* SELECTION:
— BEGIN —

Summarizing mean, SD and CI of many variable

Mdavidjolly · February 25, 2022, 2:34pm

I have a data set with 15 numerical variabel (SP_1, SP_2, SP_3, SP_4.....SP_15)
Each variable has 20 observations each.

I would like to create a table with; variable, mean, SD and confidence interval.

dvetsch75 · February 25, 2022, 3:21pm

I think you want dplyr::group_by and dplyr::summarize, along with tidyr::pivot_longer. If you need to adjust the confidence level, you can supply the conf.level argument to t.test (by default it is set to 95%).

library(dplyr)
library(tidyr)

# Creating a dataset like yours with 15 variables and 20 observations
df <- data.frame(
    replicate(
        15,
        runif(20)
    )
)

df %>% 
    pivot_longer(
        cols = everything()

— END —

* TASK INSTRUCTIONS: According to the forum thread, what is the default confidence level of t.test?

* DATA SECTION:
— BEGIN —

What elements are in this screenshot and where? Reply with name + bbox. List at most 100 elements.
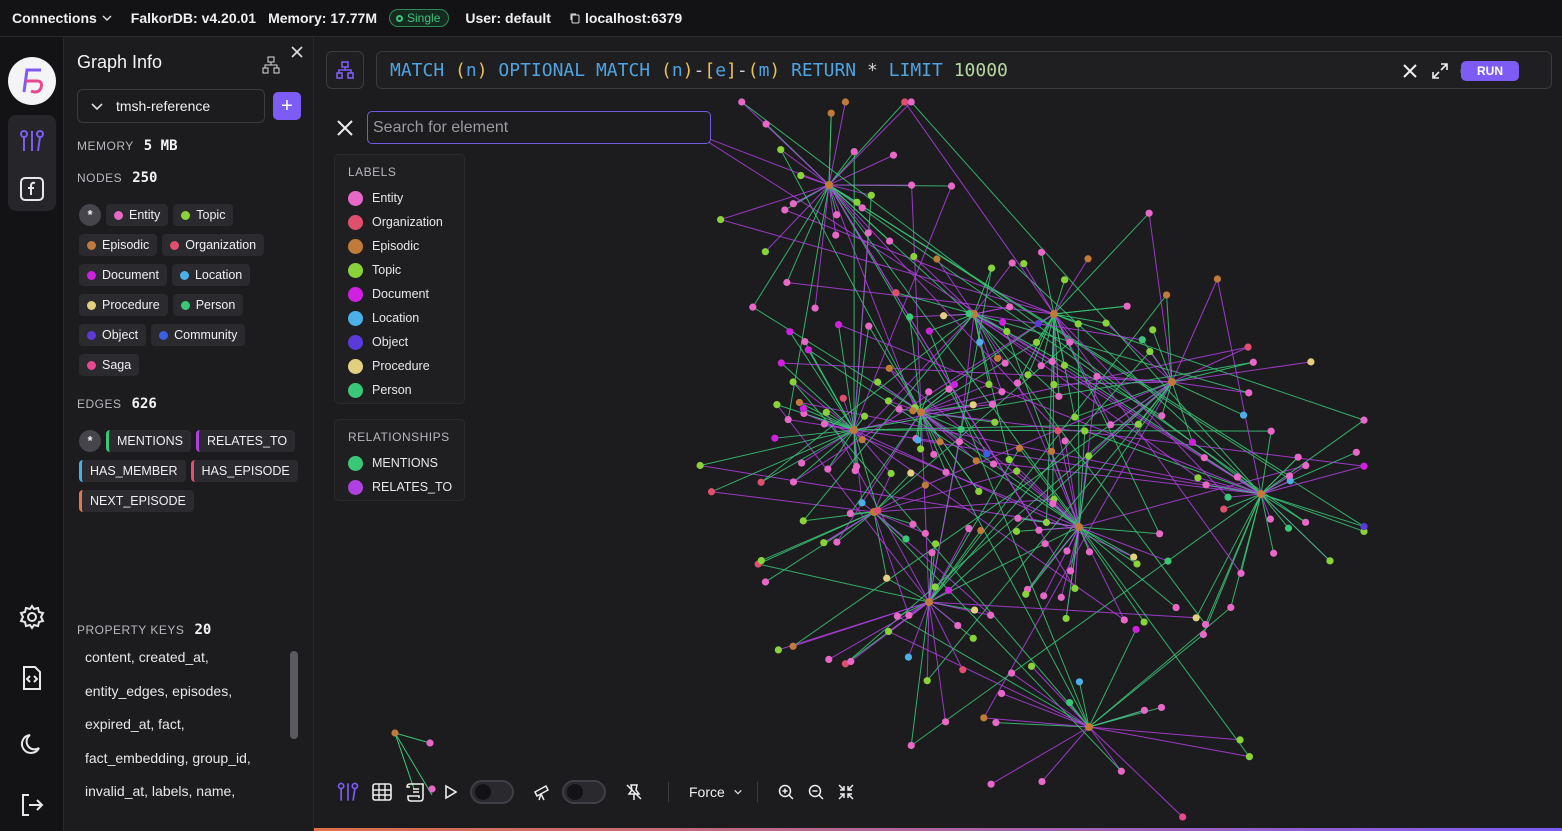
graph-node[interactable] xyxy=(858,204,866,212)
graph-edge[interactable] xyxy=(873,511,926,534)
graph-node[interactable] xyxy=(846,509,854,518)
graph-node[interactable] xyxy=(1307,358,1315,366)
graph-view-rail-button[interactable] xyxy=(14,123,50,159)
explore-button[interactable] xyxy=(528,778,556,806)
graph-node[interactable] xyxy=(1027,662,1036,670)
graph-node[interactable] xyxy=(1249,358,1257,366)
search-input[interactable] xyxy=(367,111,711,144)
graph-node[interactable] xyxy=(853,198,861,206)
graph-node[interactable] xyxy=(1075,678,1084,686)
graph-edge[interactable] xyxy=(888,631,1090,728)
graph-node[interactable] xyxy=(847,657,855,666)
graph-node[interactable] xyxy=(1194,474,1202,482)
graph-edge[interactable] xyxy=(1216,278,1262,495)
graph-node[interactable] xyxy=(976,338,984,346)
graph-node[interactable] xyxy=(998,388,1006,396)
graph-node[interactable] xyxy=(799,405,807,413)
graph-edge[interactable] xyxy=(694,132,830,186)
graph-node[interactable] xyxy=(1132,625,1140,634)
graph-edge[interactable] xyxy=(828,154,894,186)
table-view-button[interactable] xyxy=(368,778,396,806)
graph-node[interactable] xyxy=(804,346,812,354)
graph-node[interactable] xyxy=(1352,448,1360,456)
graph-node[interactable] xyxy=(892,289,900,297)
graph-node[interactable] xyxy=(1155,530,1164,538)
graph-node[interactable] xyxy=(1065,698,1074,707)
graph-node[interactable] xyxy=(1134,420,1142,428)
graph-node[interactable] xyxy=(1120,616,1128,624)
settings-rail-button[interactable] xyxy=(14,599,50,635)
legend-item[interactable]: RELATES_TO xyxy=(348,475,464,499)
graph-node[interactable] xyxy=(1060,361,1069,369)
graph-node[interactable] xyxy=(833,538,841,546)
graph-edge[interactable] xyxy=(741,101,1262,495)
graph-node[interactable] xyxy=(884,397,893,405)
graph-edge[interactable] xyxy=(1260,493,1365,528)
graph-node[interactable] xyxy=(1130,553,1138,561)
graph-node[interactable] xyxy=(827,109,835,117)
graph-node[interactable] xyxy=(942,468,950,476)
graph-node[interactable] xyxy=(784,415,792,424)
graph-node[interactable] xyxy=(944,586,953,594)
graph-edge[interactable] xyxy=(1088,726,1241,741)
legend-item[interactable]: Procedure xyxy=(348,354,464,378)
graph-node[interactable] xyxy=(801,337,809,346)
graph-node[interactable] xyxy=(992,719,1000,727)
animation-toggle[interactable] xyxy=(470,780,514,804)
node-label-chip[interactable]: Procedure xyxy=(79,294,168,316)
graph-node[interactable] xyxy=(771,434,779,442)
graph-node[interactable] xyxy=(798,459,806,467)
node-label-chip[interactable]: Organization xyxy=(162,234,265,256)
graph-node[interactable] xyxy=(1140,618,1148,626)
graph-node[interactable] xyxy=(833,211,841,219)
graph-node[interactable] xyxy=(921,529,929,538)
graph-node[interactable] xyxy=(825,181,833,189)
graph-node[interactable] xyxy=(1266,515,1274,523)
graph-node[interactable] xyxy=(1012,527,1021,535)
graph-node[interactable] xyxy=(1075,523,1083,531)
docs-rail-button[interactable] xyxy=(14,660,50,696)
graph-node[interactable] xyxy=(1158,412,1166,420)
graph-node[interactable] xyxy=(1146,347,1154,356)
close-search-button[interactable] xyxy=(336,119,354,142)
graph-node[interactable] xyxy=(1213,275,1222,283)
graph-node[interactable] xyxy=(1117,767,1125,775)
graph-node[interactable] xyxy=(864,229,872,237)
graph-node[interactable] xyxy=(917,445,925,453)
graph-node[interactable] xyxy=(1074,320,1082,328)
graph-node[interactable] xyxy=(1061,276,1069,284)
graph-node[interactable] xyxy=(1048,357,1056,366)
graph-node[interactable] xyxy=(925,388,933,396)
graph-node[interactable] xyxy=(884,627,893,636)
graph-node[interactable] xyxy=(993,354,1002,362)
graph-edge[interactable] xyxy=(741,101,830,186)
graph-edge[interactable] xyxy=(904,101,1055,315)
graph-node[interactable] xyxy=(811,304,819,312)
graph-node[interactable] xyxy=(970,606,979,614)
graph-node[interactable] xyxy=(1192,614,1200,622)
graph-node[interactable] xyxy=(865,322,873,330)
pin-toggle-button[interactable] xyxy=(620,778,648,806)
graph-node[interactable] xyxy=(1050,310,1058,318)
query-editor[interactable]: MATCH (n) OPTIONAL MATCH (n)-[e]-(m) RET… xyxy=(376,51,1552,89)
graph-node[interactable] xyxy=(1227,603,1235,612)
graph-node[interactable] xyxy=(1326,557,1334,565)
graph-node[interactable] xyxy=(825,655,833,664)
graph-node[interactable] xyxy=(1360,416,1368,424)
graph-edge[interactable] xyxy=(711,491,875,513)
animation-play-button[interactable] xyxy=(436,778,464,806)
graph-node[interactable] xyxy=(1024,371,1032,379)
graph-node[interactable] xyxy=(1035,526,1043,534)
close-panel-button[interactable] xyxy=(290,45,304,64)
graph-node[interactable] xyxy=(1022,590,1030,598)
graph-node[interactable] xyxy=(893,612,901,620)
graph-edge[interactable] xyxy=(1078,526,1145,623)
graph-node[interactable] xyxy=(904,653,913,661)
graph-node[interactable] xyxy=(789,478,798,486)
graph-node[interactable] xyxy=(947,182,956,190)
graph-node[interactable] xyxy=(1040,592,1048,600)
graph-node[interactable] xyxy=(987,264,996,272)
metadata-view-button[interactable] xyxy=(402,778,430,806)
graph-node[interactable] xyxy=(762,120,770,128)
graph-node[interactable] xyxy=(1284,524,1293,532)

— END —

* EXPECTED ANSWER: 95%